[Start of INPUT MATERIAL]
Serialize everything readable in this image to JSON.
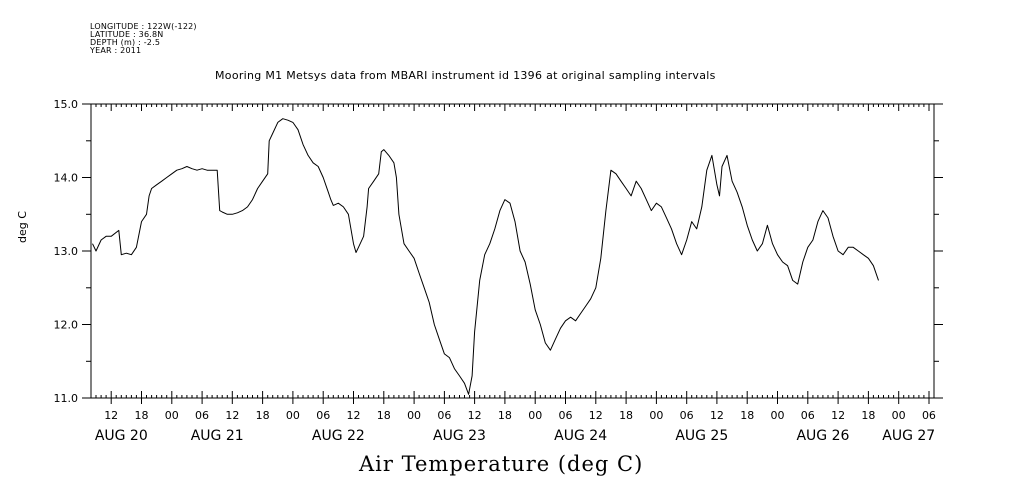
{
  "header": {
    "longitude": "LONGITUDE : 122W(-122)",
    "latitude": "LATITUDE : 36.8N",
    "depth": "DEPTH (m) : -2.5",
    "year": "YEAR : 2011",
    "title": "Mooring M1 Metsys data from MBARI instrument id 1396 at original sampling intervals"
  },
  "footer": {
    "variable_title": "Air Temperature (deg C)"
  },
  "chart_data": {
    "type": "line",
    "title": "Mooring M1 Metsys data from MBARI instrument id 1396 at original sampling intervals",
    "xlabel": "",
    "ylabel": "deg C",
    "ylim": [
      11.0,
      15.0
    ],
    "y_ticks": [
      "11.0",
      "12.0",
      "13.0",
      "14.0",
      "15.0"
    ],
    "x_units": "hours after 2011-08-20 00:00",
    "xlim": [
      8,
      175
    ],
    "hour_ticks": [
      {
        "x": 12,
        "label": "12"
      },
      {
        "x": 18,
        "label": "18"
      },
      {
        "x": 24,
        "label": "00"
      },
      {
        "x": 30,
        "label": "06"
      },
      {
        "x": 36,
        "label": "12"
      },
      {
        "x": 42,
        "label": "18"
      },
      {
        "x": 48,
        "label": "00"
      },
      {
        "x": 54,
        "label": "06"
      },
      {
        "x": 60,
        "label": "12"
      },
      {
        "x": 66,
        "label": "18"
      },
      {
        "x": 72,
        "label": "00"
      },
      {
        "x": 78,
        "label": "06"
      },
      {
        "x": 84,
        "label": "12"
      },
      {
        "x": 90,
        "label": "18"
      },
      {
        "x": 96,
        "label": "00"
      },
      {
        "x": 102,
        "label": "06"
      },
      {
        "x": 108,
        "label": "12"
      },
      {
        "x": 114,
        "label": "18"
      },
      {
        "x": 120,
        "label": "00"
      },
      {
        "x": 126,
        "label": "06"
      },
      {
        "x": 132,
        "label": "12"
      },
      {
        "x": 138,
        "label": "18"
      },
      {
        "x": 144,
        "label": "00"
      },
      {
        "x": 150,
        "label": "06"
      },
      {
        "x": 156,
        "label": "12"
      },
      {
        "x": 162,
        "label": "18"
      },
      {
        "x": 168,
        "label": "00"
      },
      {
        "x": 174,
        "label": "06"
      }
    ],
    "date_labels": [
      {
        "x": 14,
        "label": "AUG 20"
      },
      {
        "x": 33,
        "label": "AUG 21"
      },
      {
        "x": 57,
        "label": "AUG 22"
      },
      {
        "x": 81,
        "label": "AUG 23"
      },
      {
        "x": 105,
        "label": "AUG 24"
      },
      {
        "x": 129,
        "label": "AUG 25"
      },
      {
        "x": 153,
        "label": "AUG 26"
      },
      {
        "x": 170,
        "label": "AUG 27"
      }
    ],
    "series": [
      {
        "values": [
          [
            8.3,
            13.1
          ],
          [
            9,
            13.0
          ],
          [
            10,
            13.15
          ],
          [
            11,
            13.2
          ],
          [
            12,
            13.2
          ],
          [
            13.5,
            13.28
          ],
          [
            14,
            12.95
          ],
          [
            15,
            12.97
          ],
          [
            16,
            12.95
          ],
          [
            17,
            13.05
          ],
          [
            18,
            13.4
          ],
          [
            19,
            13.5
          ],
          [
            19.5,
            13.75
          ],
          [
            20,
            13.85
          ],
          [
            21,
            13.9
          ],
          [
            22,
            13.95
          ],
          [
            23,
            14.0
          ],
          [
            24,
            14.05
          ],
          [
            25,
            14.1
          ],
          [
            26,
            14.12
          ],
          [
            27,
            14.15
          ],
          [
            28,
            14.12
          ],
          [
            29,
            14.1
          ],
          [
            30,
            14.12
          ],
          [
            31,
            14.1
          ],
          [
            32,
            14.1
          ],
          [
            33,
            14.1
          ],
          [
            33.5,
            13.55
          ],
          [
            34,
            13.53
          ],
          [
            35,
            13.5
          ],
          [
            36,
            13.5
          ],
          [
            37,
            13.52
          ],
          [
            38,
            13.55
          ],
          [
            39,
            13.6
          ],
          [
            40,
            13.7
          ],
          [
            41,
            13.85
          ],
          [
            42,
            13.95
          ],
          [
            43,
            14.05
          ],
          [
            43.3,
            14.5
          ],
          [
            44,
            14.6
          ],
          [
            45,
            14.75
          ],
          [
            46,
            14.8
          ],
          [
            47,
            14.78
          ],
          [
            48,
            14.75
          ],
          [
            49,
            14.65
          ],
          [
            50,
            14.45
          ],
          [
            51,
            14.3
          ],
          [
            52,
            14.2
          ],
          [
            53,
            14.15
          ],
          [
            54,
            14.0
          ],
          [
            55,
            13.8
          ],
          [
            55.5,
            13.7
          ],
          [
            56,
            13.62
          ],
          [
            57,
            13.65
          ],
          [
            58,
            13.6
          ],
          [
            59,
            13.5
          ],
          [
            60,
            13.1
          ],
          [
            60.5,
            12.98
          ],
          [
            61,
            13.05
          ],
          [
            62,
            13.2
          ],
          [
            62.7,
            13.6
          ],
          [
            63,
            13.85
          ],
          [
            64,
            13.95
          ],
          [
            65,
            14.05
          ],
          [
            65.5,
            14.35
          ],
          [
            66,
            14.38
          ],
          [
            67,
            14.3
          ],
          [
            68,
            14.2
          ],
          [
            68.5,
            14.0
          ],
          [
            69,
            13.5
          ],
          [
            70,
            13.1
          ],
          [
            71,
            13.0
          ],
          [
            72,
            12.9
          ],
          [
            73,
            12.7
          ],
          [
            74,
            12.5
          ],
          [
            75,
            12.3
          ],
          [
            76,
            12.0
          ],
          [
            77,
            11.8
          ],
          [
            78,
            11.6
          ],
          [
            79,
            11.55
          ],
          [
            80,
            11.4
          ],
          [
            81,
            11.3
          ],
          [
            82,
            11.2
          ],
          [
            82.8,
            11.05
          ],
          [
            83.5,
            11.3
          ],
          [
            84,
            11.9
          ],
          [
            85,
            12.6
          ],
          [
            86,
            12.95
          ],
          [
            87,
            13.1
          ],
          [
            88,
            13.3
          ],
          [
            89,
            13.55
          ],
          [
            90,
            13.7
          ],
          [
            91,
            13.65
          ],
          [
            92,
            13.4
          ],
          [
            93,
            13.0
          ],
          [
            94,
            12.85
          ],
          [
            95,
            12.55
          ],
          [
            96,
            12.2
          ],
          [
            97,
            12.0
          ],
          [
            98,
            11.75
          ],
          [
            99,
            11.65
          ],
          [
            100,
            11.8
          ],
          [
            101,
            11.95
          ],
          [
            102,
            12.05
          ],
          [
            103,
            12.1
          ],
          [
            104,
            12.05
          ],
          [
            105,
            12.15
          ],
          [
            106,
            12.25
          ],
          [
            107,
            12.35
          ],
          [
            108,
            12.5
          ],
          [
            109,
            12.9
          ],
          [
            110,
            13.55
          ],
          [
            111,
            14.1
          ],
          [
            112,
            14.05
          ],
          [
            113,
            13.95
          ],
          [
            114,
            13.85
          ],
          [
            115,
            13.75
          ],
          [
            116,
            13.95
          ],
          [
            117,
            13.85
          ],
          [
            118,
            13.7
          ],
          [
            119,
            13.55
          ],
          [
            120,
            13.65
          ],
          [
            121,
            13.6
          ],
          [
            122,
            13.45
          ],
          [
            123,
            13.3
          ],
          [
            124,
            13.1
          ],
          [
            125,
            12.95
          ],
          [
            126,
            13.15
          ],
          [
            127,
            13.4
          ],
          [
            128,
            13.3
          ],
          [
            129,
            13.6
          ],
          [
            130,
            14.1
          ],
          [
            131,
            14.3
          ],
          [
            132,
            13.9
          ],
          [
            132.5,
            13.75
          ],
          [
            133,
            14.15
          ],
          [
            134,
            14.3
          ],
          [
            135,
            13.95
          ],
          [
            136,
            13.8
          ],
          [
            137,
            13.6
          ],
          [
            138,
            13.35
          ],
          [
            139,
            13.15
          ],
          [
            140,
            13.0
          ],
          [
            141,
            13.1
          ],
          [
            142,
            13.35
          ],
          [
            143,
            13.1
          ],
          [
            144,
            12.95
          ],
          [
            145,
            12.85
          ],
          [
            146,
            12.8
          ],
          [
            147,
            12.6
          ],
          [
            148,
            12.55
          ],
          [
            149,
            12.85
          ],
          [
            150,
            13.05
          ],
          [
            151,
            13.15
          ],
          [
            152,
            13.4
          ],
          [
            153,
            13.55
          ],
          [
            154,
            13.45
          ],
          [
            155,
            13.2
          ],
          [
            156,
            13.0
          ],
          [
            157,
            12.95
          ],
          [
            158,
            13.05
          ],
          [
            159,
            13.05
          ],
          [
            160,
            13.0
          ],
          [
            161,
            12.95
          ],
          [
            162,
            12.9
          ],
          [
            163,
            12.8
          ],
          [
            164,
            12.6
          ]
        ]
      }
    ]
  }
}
[End of INPUT MATERIAL]
[Start of INPUT MATERIAL]
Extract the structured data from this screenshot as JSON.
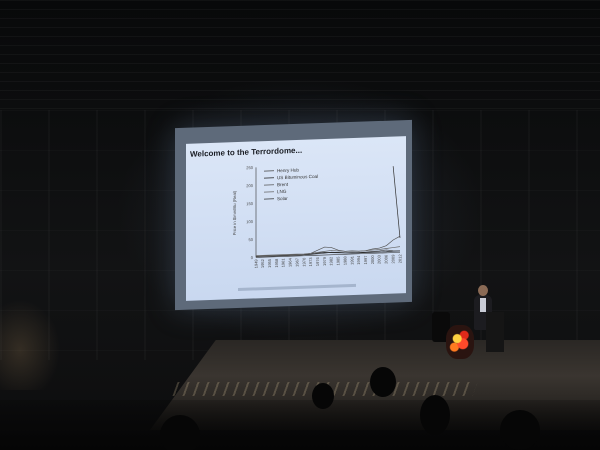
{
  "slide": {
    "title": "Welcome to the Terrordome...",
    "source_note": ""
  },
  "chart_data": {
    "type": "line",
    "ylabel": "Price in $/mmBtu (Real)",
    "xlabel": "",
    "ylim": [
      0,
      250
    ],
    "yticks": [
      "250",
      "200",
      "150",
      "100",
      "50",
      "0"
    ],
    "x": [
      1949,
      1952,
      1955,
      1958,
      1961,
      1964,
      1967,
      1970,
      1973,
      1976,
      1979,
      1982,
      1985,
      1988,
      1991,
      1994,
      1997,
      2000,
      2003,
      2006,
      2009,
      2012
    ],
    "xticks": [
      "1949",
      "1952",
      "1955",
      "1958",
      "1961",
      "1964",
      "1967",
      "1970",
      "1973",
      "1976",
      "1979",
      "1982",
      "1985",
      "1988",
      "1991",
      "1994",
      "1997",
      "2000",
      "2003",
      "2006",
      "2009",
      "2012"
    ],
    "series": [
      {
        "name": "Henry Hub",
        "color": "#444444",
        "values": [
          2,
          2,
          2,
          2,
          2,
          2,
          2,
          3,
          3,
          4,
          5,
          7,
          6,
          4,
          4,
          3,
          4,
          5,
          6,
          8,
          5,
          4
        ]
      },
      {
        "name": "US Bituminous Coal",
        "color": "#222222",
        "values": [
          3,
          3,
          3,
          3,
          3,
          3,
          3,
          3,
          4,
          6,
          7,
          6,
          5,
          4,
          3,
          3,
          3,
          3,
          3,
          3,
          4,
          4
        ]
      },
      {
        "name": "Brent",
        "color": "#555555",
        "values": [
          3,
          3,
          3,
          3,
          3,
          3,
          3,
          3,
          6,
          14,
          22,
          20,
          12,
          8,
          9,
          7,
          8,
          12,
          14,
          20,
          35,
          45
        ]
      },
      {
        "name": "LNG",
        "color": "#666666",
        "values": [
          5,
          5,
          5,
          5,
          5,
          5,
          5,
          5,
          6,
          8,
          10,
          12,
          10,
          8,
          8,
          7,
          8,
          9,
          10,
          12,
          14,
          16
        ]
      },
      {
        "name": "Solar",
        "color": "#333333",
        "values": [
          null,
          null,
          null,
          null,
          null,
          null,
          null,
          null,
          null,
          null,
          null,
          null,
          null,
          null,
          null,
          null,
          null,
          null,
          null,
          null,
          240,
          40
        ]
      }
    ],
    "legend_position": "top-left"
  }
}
[End of INPUT MATERIAL]
▶ **WHAT TO PRODUCE**
Copy in full each line that holds the word "instrument".

▶ **ANSWER TO THE TASK**
    "title": "Mooring M1 Metsys data from MBARI instrument id 1396 at original sampling intervals"
    "title": "Mooring M1 Metsys data from MBARI instrument id 1396 at original sampling intervals",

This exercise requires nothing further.